## PAGE EXTRACT
Other speakers include Deborah Lines Andersen, from the School of Information Science and Policy at UAlbany; Sean Costigan, senior editor at the Columbia University Press; Lenore Grenoble, professor in linguistics & cognitive science at Dartmouth College; Ryan Johnson, from Washington State University; Sarah E. Thomas, university librarian of Cornell University; and Susan McCormick and Gerald Zahavi of the history department at UAlbany.

The symposium is co-sponsored by the Office of the Provost and the Office of the Vice President for Research, UAlbany. It is free to all UAlbany faculty, staff, and students and current members of NYSHEI. Others will be charged a modest $50 fee to cover symposium and luncheon costs. A buffet lunch will be served for participants. For further details about the symposium, program, campus parking, and a registration form, see: http://library.albany.edu/symposium, or email: LReeves@uamail.albany.edu). The deadline for registration is Monday, April 12, 2004.

## MATERIAL SHOWN
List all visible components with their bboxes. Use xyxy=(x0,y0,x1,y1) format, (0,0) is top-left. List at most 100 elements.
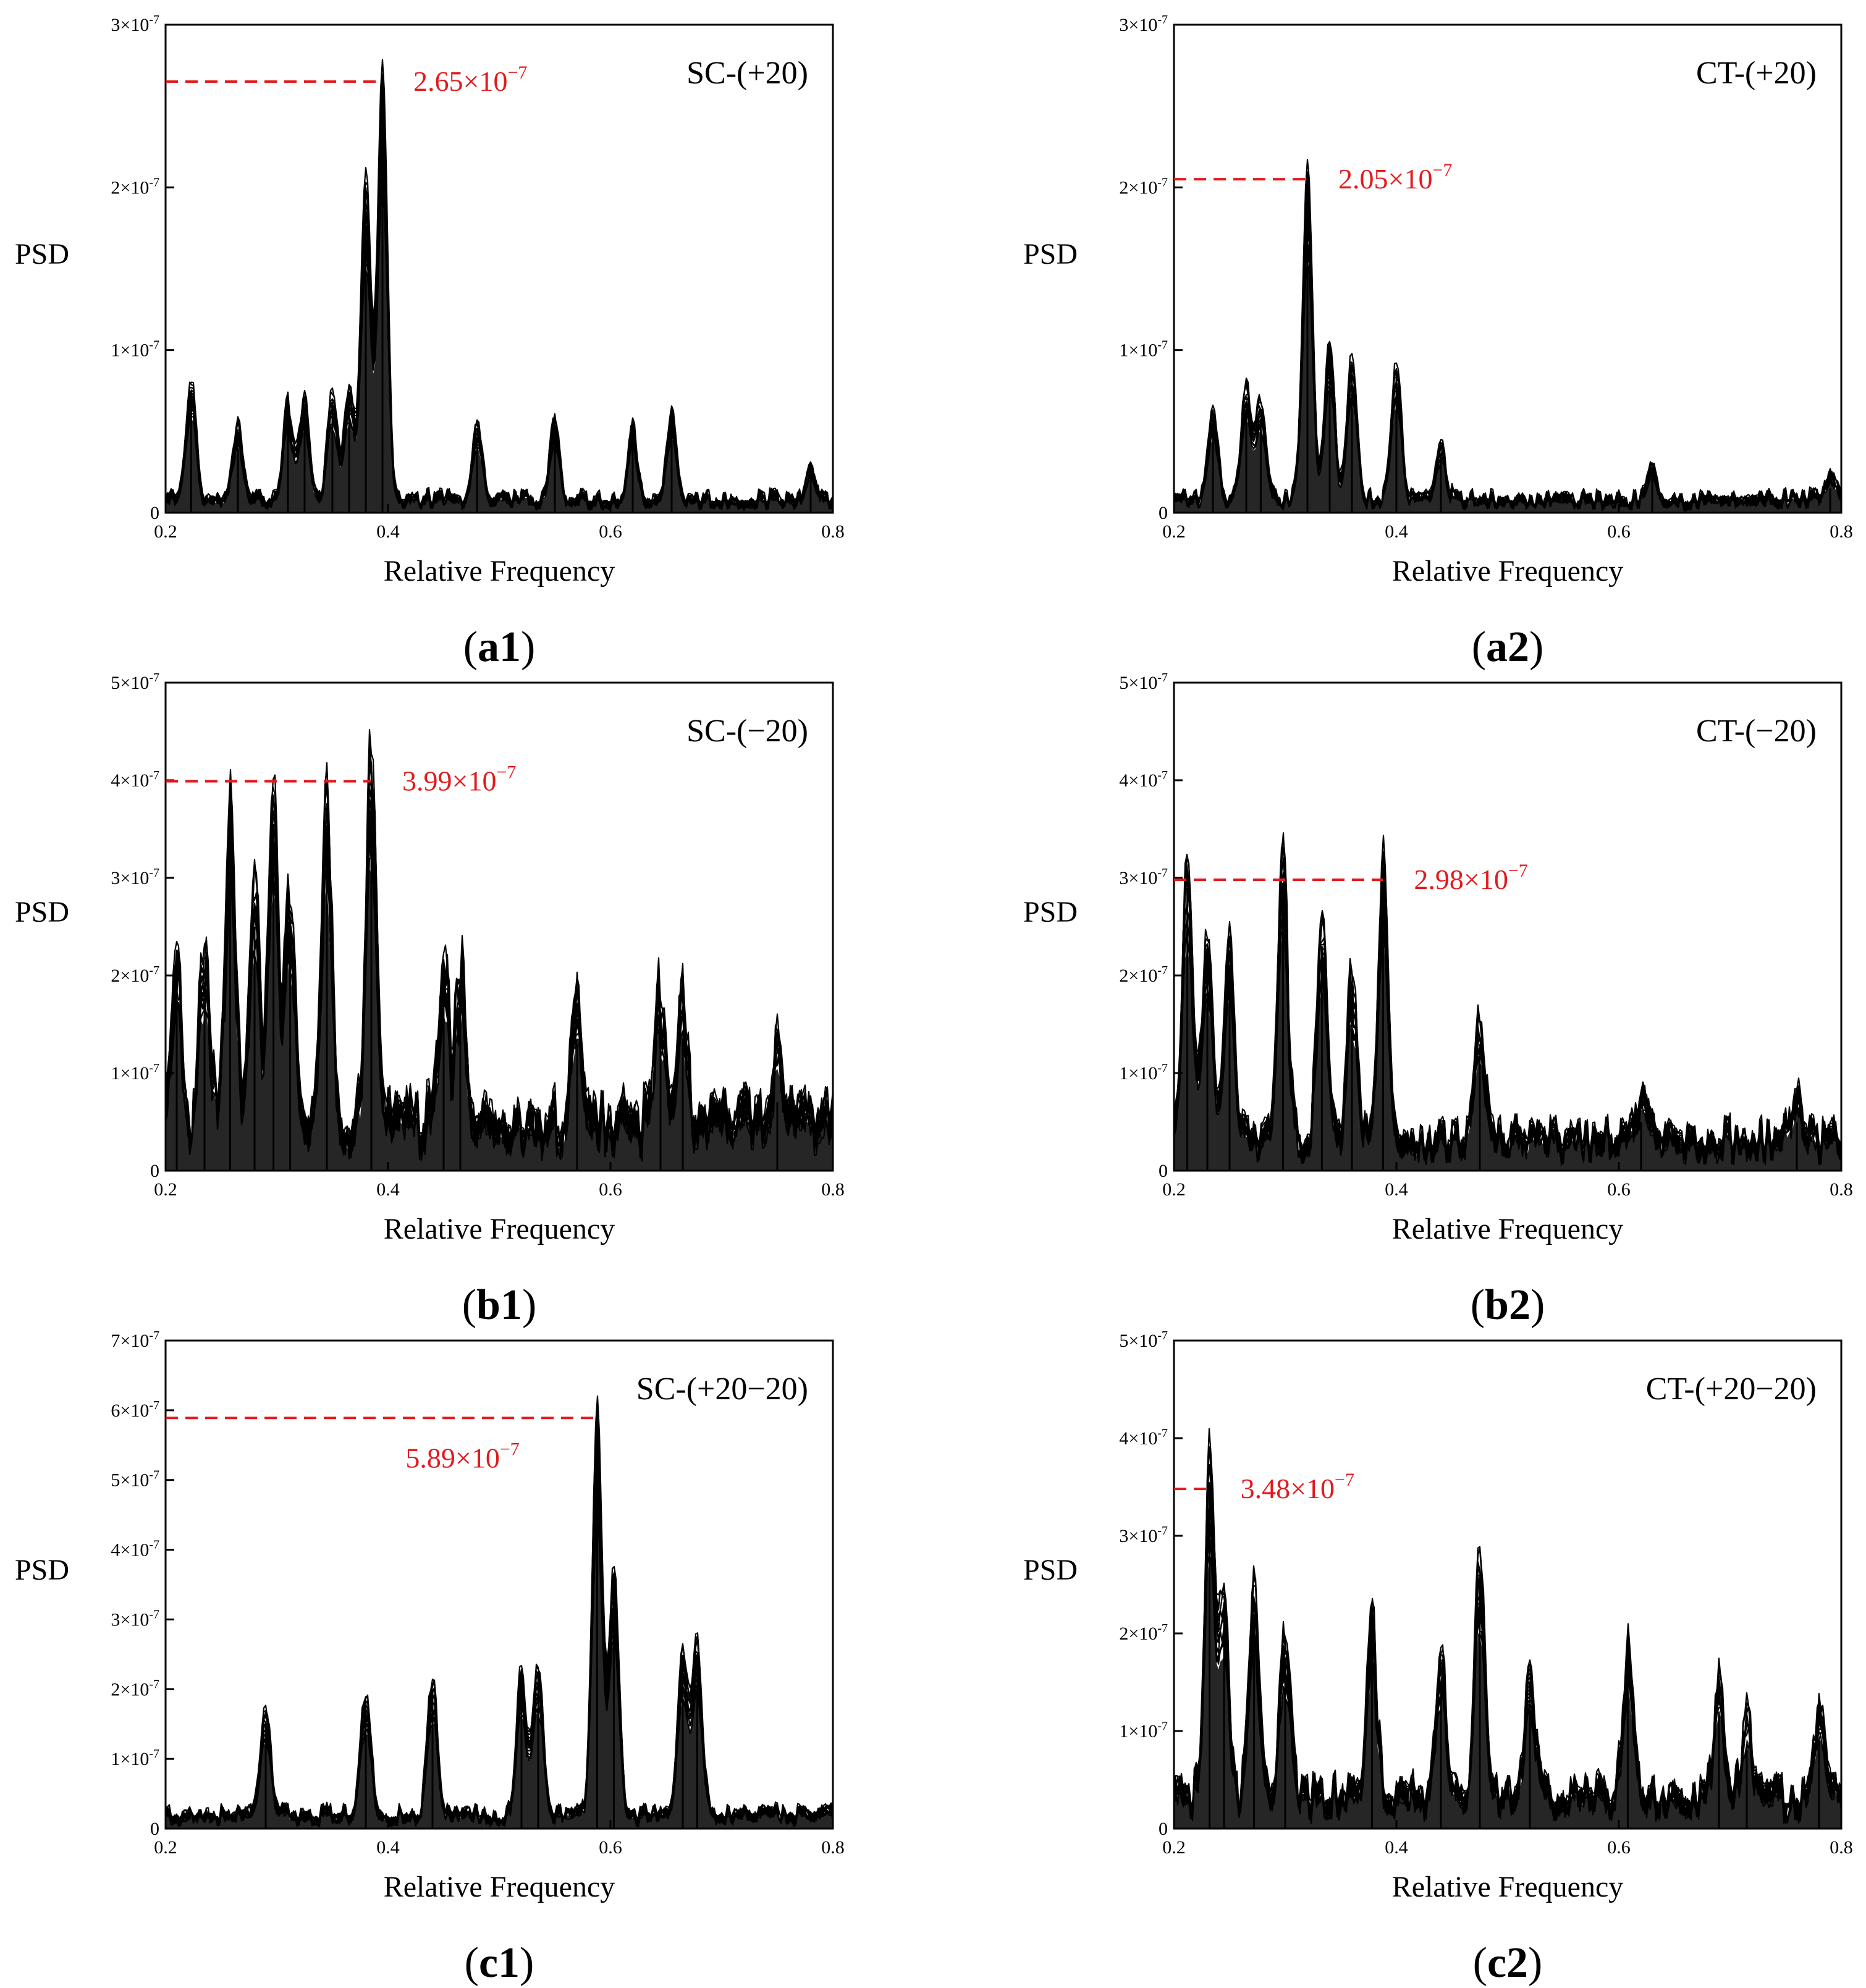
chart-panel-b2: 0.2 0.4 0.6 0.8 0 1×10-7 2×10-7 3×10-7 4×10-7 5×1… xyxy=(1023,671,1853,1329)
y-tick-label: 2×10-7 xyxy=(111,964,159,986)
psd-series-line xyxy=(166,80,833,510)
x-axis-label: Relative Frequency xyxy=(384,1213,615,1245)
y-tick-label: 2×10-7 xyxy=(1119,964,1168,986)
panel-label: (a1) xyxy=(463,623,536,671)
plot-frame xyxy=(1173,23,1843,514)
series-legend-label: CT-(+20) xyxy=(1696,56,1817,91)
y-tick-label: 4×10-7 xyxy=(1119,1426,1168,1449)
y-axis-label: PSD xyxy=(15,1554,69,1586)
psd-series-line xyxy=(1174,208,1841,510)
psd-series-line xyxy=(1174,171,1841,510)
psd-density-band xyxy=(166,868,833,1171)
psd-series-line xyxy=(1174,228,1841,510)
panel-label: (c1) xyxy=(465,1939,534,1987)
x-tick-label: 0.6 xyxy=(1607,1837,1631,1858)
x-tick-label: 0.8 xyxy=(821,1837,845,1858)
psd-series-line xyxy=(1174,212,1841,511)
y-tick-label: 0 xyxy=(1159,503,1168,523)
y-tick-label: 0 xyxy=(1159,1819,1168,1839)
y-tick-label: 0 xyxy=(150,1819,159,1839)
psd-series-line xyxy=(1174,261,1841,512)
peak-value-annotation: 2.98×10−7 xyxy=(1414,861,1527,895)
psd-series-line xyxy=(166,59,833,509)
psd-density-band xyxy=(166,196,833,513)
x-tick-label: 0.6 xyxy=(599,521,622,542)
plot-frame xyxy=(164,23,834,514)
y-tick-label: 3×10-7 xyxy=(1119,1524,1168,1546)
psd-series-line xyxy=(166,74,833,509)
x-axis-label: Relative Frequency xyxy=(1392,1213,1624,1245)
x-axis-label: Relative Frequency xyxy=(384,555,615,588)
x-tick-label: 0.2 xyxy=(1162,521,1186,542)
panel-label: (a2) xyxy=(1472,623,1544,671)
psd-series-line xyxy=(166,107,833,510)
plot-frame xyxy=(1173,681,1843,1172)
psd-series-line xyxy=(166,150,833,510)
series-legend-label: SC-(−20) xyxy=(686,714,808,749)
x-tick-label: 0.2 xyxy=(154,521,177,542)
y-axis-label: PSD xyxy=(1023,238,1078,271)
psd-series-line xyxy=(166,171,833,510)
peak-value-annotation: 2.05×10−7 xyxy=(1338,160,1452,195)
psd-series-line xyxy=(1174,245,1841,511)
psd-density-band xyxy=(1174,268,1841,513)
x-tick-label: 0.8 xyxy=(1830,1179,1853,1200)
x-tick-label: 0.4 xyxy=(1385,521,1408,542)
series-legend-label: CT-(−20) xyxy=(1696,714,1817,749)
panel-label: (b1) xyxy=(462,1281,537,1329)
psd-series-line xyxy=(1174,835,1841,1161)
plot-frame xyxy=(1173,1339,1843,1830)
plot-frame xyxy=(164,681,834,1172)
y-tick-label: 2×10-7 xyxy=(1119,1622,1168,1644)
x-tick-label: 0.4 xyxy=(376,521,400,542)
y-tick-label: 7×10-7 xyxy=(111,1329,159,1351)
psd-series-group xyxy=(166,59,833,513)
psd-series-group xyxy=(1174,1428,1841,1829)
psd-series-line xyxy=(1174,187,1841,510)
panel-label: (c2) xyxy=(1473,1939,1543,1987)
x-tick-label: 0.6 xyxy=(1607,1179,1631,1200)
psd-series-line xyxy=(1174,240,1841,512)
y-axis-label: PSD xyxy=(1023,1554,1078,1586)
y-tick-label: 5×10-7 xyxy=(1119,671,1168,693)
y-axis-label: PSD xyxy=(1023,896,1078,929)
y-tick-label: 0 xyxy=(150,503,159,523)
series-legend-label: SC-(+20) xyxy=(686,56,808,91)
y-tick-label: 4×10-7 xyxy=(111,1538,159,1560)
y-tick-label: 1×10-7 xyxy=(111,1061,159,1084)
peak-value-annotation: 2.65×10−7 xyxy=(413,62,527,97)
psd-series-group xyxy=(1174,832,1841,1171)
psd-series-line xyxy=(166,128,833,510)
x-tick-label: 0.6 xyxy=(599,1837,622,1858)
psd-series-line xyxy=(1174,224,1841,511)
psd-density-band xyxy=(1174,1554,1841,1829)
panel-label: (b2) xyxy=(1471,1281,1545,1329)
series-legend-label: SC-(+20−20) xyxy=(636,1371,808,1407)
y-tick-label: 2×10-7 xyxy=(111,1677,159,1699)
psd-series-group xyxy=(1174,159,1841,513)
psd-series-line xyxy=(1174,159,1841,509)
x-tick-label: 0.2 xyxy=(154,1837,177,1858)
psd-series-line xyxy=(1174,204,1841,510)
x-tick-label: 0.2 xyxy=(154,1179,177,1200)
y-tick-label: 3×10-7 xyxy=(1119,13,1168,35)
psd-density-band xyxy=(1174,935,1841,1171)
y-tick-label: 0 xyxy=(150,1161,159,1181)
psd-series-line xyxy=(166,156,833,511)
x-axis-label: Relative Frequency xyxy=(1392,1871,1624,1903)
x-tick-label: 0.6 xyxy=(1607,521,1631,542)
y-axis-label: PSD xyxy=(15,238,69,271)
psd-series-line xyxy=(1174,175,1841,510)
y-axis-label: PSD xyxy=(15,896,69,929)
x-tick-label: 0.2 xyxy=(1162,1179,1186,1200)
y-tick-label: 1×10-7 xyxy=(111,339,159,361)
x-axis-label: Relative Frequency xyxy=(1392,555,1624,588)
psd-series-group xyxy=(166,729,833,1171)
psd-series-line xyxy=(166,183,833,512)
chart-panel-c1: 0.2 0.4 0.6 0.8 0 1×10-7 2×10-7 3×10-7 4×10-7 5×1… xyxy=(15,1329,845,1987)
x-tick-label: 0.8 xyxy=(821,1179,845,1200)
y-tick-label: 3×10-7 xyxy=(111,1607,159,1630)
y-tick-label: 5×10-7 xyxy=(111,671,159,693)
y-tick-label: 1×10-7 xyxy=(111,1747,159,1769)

## CHALLENGES
a – According to the symposium announcement, what is the deadline for registration?
b – Write out the part of the symposium announcement that opens with the words containing "Other speakers include" and closes with "department at UAlbany.".
You can complete this work without the lines.

## SOLUTIONS TO THE TASKS
a – Monday, April 12, 2004.

b –
Other speakers include Deborah Lines Andersen, from the School of Information Science and Policy at UAlbany; Sean Costigan, senior editor at the Columbia University Press; Lenore Grenoble, professor in linguistics & cognitive science at Dartmouth College; Ryan Johnson, from Washington State University; Sarah E. Thomas, university librarian of Cornell University; and Susan McCormick and Gerald Zahavi of the history department at UAlbany.